→ **Work required**
Work out the number of lines in the records that include the word "starts"; reply with that number alone.

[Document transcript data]

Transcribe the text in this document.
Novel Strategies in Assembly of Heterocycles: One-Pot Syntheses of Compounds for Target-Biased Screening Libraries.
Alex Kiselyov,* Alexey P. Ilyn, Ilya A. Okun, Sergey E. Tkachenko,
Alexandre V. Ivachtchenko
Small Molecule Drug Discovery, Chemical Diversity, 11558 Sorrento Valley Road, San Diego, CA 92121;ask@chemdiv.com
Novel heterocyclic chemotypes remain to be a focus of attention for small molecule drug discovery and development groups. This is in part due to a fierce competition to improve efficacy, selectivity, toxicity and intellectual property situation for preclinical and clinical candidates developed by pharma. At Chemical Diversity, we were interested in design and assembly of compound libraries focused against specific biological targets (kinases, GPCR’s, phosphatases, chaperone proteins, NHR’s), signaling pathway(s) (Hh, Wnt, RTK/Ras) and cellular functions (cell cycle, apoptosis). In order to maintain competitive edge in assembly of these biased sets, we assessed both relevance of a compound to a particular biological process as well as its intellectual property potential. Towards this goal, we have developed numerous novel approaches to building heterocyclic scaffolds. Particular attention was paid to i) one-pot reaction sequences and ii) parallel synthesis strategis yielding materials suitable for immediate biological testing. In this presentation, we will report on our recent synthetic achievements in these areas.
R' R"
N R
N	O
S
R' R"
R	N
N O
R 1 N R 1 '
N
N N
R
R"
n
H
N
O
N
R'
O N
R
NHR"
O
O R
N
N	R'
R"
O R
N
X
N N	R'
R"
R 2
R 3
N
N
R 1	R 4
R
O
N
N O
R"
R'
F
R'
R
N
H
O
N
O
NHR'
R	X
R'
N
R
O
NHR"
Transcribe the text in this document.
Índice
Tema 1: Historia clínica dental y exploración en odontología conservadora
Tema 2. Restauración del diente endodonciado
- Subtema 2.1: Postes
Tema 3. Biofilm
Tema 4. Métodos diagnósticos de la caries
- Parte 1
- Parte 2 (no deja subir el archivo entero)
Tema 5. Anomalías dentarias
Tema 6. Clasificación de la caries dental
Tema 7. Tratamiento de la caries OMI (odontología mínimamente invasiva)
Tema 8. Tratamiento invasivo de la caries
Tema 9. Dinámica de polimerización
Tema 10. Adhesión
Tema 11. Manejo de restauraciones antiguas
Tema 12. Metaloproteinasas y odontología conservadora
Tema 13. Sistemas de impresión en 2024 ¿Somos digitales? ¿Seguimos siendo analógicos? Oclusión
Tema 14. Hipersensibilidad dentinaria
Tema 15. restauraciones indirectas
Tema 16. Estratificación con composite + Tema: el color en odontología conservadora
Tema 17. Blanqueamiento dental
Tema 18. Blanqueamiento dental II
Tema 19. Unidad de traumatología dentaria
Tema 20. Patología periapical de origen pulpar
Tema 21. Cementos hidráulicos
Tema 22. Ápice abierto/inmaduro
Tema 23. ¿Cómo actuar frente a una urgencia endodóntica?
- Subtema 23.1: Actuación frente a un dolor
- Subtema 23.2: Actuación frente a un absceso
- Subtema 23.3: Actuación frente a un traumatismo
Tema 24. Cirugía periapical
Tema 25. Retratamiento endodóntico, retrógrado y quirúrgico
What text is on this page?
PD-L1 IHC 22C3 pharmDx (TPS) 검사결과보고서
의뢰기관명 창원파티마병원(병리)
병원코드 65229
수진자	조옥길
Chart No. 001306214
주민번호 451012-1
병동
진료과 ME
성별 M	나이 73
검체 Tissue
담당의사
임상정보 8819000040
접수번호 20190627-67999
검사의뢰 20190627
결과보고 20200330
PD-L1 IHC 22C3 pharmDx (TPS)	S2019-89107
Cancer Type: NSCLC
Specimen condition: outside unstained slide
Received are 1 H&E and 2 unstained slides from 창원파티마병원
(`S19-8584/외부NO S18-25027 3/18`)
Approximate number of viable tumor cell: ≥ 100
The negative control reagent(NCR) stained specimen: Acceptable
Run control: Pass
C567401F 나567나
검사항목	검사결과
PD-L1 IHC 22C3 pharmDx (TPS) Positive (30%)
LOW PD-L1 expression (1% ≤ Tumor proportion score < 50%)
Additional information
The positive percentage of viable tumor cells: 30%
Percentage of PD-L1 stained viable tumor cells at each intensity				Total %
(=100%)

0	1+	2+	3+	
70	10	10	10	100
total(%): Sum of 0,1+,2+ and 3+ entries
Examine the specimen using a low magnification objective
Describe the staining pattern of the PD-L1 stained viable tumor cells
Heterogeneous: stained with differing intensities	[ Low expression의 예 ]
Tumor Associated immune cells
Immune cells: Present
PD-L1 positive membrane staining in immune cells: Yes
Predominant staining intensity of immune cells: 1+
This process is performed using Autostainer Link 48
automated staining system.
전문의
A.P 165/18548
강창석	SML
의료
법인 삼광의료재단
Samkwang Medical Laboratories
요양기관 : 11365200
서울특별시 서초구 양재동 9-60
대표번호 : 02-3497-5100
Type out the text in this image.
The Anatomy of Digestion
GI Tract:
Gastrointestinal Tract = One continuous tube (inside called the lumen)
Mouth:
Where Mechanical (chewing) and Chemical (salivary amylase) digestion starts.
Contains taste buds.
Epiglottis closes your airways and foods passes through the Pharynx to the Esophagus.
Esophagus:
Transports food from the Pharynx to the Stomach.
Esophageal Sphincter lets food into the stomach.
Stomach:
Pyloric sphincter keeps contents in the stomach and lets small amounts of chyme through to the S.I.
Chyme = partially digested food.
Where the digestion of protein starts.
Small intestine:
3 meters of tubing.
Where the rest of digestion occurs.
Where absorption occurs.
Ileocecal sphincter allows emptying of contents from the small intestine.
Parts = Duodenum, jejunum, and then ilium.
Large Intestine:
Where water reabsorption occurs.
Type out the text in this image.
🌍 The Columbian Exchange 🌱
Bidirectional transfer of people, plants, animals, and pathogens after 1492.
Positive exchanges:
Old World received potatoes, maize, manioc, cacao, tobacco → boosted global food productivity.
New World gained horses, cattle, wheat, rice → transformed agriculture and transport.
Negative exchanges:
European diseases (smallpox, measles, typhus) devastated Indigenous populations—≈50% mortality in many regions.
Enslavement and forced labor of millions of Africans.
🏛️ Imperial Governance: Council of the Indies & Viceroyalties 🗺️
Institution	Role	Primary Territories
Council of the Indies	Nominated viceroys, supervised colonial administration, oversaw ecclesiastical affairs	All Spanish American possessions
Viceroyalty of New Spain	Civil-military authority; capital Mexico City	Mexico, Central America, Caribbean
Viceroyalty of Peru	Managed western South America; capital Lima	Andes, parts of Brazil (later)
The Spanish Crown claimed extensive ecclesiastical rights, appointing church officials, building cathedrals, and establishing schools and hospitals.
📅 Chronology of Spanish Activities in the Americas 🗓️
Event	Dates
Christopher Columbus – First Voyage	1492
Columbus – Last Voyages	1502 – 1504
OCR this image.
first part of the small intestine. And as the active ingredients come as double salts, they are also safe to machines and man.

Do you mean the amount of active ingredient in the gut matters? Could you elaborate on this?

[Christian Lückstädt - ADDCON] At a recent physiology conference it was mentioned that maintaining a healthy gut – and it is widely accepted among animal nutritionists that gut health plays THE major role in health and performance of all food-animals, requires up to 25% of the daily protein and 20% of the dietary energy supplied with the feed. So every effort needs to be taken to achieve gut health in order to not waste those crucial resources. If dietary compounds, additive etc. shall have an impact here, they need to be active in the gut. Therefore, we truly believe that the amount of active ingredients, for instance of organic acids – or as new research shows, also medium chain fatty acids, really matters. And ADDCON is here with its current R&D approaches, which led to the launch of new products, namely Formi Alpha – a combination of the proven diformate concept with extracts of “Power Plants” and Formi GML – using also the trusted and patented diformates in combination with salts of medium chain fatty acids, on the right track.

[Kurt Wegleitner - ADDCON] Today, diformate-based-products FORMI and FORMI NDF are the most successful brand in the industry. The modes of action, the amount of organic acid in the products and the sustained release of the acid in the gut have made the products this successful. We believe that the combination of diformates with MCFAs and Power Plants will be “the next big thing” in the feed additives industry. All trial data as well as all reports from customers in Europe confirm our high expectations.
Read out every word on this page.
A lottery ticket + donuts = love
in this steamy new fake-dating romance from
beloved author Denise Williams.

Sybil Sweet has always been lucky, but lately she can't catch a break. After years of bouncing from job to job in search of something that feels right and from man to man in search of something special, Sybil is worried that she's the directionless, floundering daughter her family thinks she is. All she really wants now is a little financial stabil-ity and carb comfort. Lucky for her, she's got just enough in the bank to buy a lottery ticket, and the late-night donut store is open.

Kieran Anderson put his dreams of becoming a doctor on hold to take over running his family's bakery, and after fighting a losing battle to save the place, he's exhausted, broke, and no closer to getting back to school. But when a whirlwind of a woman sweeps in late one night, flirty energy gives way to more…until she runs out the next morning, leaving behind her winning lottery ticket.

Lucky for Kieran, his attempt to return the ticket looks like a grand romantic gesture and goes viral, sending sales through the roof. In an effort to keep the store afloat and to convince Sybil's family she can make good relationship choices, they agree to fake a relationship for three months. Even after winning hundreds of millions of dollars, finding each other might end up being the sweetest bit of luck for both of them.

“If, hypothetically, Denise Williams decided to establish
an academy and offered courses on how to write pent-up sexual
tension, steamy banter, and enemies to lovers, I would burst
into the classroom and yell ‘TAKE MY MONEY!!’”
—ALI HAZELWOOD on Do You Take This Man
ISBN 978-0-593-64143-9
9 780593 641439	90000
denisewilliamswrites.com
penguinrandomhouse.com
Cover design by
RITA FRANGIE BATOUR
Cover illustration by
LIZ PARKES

→ **Exercise solution**
2